◆ **PROVIDED RECORDS**
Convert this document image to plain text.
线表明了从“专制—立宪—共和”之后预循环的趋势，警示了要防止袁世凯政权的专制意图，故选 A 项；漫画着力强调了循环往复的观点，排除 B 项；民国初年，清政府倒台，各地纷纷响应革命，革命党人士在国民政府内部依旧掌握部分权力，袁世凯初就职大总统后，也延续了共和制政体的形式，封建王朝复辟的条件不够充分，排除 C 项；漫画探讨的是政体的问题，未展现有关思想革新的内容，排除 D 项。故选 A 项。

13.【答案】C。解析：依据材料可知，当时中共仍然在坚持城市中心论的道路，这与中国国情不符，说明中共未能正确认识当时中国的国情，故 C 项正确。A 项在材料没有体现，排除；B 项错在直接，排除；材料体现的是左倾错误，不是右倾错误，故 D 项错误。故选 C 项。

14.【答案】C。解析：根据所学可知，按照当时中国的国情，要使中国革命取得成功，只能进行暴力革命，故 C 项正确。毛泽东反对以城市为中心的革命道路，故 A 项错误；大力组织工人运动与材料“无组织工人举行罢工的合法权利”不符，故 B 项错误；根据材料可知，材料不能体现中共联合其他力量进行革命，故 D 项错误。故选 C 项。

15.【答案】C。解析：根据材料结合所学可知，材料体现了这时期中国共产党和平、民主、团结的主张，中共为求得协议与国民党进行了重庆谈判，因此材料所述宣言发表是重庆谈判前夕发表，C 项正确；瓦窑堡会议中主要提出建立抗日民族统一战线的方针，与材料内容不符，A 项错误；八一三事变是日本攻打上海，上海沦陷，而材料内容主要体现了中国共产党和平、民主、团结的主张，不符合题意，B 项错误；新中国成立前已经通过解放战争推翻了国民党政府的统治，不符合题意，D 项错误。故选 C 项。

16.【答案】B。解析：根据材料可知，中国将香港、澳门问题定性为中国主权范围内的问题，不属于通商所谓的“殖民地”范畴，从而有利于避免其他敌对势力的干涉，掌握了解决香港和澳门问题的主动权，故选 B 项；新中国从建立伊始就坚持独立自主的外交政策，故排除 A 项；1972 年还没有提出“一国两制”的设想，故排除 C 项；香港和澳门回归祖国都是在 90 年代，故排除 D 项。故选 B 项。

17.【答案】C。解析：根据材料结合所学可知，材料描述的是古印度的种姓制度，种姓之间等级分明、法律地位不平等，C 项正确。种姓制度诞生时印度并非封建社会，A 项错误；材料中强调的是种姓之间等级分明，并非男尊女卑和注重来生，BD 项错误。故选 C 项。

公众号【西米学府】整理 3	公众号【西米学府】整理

◆ **TASK DIRECTIONS**
Extract the full listing above without altering anything.

◆ **EXERCISE SOLUTION**
Convert this document image to plain text.
线表明了从“专制—立宪—共和”之后预循环的趋势，警示了要防止袁世凯政权的专制意图，故选 A 项；漫画着力强调了循环往复的观点，排除 B 项；民国初年，清政府倒台，各地纷纷响应革命，革命党人士在国民政府内部依旧掌握部分权力，袁世凯初就职大总统后，也延续了共和制政体的形式，封建王朝复辟的条件不够充分，排除 C 项；漫画探讨的是政体的问题，未展现有关思想革新的内容，排除 D 项。故选 A 项。

13.【答案】C。解析：依据材料可知，当时中共仍然在坚持城市中心论的道路，这与中国国情不符，说明中共未能正确认识当时中国的国情，故 C 项正确。A 项在材料没有体现，排除；B 项错在直接，排除；材料体现的是左倾错误，不是右倾错误，故 D 项错误。故选 C 项。

14.【答案】C。解析：根据所学可知，按照当时中国的国情，要使中国革命取得成功，只能进行暴力革命，故 C 项正确。毛泽东反对以城市为中心的革命道路，故 A 项错误；大力组织工人运动与材料“无组织工人举行罢工的合法权利”不符，故 B 项错误；根据材料可知，材料不能体现中共联合其他力量进行革命，故 D 项错误。故选 C 项。

15.【答案】C。解析：根据材料结合所学可知，材料体现了这时期中国共产党和平、民主、团结的主张，中共为求得协议与国民党进行了重庆谈判，因此材料所述宣言发表是重庆谈判前夕发表，C 项正确；瓦窑堡会议中主要提出建立抗日民族统一战线的方针，与材料内容不符，A 项错误；八一三事变是日本攻打上海，上海沦陷，而材料内容主要体现了中国共产党和平、民主、团结的主张，不符合题意，B 项错误；新中国成立前已经通过解放战争推翻了国民党政府的统治，不符合题意，D 项错误。故选 C 项。

16.【答案】B。解析：根据材料可知，中国将香港、澳门问题定性为中国主权范围内的问题，不属于通商所谓的“殖民地”范畴，从而有利于避免其他敌对势力的干涉，掌握了解决香港和澳门问题的主动权，故选 B 项；新中国从建立伊始就坚持独立自主的外交政策，故排除 A 项；1972 年还没有提出“一国两制”的设想，故排除 C 项；香港和澳门回归祖国都是在 90 年代，故排除 D 项。故选 B 项。

17.【答案】C。解析：根据材料结合所学可知，材料描述的是古印度的种姓制度，种姓之间等级分明、法律地位不平等，C 项正确。种姓制度诞生时印度并非封建社会，A 项错误；材料中强调的是种姓之间等级分明，并非男尊女卑和注重来生，BD 项错误。故选 C 项。

公众号【西米学府】整理 3	公众号【西米学府】整理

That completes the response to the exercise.